===== EXTRACTED DATA =====

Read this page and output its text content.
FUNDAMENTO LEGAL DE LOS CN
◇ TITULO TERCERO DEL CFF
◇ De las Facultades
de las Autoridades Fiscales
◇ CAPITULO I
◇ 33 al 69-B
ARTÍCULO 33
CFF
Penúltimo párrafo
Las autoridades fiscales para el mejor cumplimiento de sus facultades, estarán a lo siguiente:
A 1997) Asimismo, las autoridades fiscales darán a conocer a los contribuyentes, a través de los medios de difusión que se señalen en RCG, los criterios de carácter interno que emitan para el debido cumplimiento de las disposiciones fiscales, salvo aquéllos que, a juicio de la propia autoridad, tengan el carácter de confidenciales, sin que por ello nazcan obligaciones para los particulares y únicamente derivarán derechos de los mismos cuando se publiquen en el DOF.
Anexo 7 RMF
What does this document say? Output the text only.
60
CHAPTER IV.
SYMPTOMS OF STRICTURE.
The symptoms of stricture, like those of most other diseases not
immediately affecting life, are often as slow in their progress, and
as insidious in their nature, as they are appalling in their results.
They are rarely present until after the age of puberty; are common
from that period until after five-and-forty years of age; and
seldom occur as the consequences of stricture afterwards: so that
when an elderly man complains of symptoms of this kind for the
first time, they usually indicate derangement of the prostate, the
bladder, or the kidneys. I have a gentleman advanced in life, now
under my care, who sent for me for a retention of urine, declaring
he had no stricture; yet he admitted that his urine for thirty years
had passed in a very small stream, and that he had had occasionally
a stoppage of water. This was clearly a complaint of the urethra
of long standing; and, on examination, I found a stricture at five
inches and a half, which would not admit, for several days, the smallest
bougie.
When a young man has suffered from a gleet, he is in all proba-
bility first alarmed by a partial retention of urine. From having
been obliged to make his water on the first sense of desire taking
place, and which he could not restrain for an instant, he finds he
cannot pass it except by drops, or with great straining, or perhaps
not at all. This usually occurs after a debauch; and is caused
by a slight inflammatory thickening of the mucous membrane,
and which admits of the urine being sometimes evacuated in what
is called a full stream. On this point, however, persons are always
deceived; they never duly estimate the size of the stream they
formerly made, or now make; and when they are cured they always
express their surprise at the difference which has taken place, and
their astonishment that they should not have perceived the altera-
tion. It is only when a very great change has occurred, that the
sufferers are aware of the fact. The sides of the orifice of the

=====

▶ **EXERCISE AIM**
Pull out each line of the entries that contains "water".

▶ **ANSWER TO THE EXERCISE**
a stoppage of water. This was clearly a complaint of the urethra
been obliged to make his water on the first sense of desire taking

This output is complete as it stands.